EXERCISE GOAL:
All lines holding the string "Paid" are to be shown.

ROWS:
★ ★ ★ ★

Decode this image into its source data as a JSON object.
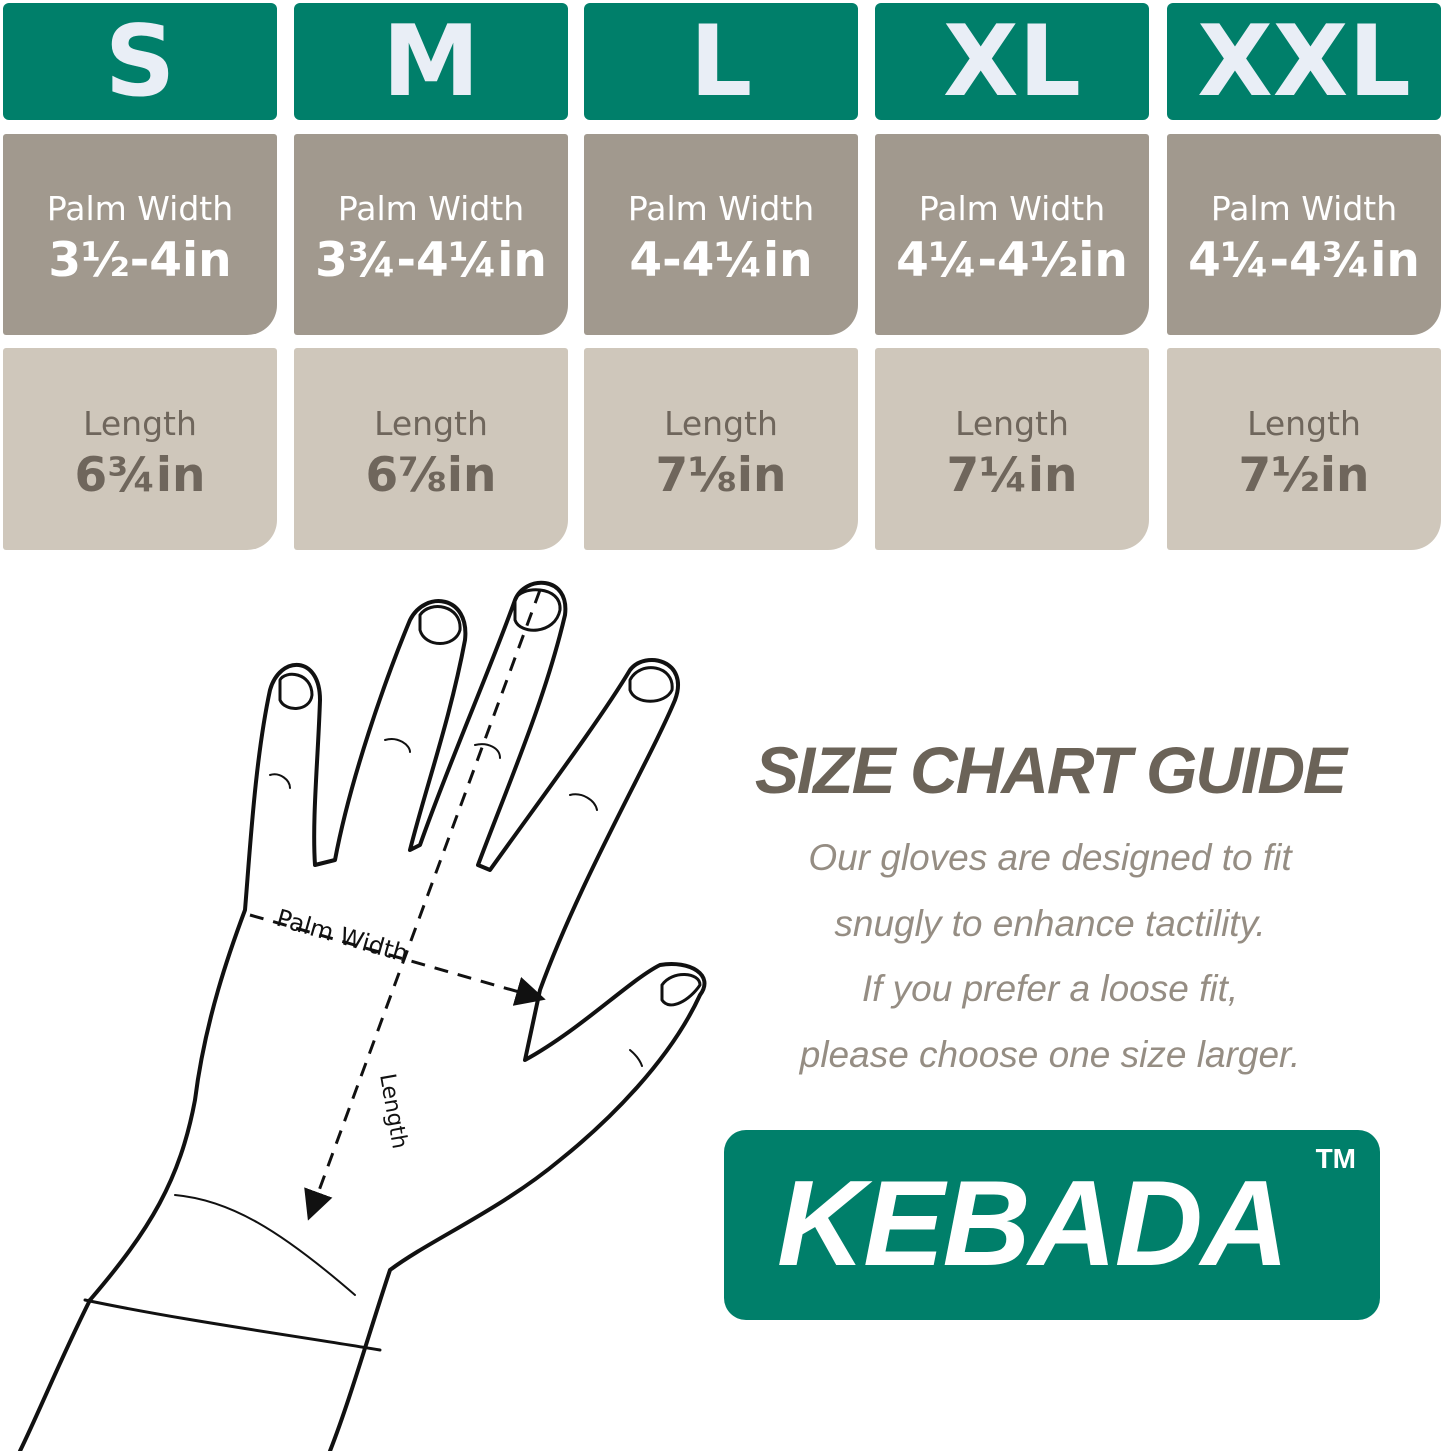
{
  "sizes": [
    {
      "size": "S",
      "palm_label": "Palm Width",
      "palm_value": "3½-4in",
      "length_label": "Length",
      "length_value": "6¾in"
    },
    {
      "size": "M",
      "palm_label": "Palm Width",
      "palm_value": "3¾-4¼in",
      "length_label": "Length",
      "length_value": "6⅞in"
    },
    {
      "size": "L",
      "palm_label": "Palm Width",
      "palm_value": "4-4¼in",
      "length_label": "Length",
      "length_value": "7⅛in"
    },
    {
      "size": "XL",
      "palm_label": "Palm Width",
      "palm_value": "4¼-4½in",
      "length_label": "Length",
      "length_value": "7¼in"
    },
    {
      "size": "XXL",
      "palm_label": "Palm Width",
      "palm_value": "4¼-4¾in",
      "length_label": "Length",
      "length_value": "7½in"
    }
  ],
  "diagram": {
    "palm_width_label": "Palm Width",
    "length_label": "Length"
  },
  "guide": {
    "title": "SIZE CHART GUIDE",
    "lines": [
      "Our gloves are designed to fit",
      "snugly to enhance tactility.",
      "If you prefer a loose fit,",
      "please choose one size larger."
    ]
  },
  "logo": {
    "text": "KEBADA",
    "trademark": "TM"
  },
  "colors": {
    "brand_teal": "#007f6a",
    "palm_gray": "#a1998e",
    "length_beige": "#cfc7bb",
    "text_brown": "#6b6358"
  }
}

★ ★ ★ ★

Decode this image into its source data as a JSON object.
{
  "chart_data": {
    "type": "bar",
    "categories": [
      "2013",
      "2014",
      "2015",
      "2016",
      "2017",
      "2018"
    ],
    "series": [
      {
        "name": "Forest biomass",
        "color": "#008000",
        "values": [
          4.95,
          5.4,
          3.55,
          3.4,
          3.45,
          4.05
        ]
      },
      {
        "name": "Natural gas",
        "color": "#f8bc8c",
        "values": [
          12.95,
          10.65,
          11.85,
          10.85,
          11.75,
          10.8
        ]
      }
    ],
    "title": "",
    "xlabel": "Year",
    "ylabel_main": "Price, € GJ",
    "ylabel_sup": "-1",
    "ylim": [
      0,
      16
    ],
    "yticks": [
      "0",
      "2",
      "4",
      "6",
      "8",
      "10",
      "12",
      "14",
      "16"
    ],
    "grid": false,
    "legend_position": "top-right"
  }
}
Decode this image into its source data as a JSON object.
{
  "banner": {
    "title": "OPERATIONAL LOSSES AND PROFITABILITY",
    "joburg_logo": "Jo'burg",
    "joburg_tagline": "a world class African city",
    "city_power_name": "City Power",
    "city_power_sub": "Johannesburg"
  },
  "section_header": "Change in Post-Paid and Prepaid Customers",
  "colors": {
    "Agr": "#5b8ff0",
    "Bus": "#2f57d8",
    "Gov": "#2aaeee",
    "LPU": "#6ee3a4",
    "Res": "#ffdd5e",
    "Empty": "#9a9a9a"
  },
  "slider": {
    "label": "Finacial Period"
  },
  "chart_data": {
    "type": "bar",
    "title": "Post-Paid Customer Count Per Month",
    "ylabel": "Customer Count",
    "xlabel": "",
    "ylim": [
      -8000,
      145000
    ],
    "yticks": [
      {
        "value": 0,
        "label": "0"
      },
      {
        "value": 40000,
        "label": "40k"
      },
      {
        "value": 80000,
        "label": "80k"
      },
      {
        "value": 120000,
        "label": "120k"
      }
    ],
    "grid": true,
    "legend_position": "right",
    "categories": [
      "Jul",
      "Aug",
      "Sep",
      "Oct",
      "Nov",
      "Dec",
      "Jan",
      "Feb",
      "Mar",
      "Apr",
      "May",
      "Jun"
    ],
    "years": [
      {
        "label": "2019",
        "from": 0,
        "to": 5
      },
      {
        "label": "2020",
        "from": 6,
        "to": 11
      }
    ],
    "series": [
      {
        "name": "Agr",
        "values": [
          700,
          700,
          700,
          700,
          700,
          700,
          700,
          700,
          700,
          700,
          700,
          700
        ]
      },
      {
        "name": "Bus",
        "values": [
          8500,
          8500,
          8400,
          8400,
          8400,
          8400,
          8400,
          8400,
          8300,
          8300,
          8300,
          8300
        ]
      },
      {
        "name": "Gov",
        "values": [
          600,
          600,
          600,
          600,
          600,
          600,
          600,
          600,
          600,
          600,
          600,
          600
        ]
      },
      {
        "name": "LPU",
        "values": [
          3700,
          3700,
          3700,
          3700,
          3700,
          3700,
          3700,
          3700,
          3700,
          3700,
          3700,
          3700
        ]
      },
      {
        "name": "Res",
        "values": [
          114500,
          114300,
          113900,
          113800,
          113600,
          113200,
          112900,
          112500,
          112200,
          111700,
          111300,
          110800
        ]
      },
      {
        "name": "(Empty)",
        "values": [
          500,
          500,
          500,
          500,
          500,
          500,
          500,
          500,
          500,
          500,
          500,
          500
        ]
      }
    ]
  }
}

★ ★ ★ ★

SOLUTION:
  "section_header": "Change in Post-Paid and Prepaid Customers",
    "title": "Post-Paid Customer Count Per Month",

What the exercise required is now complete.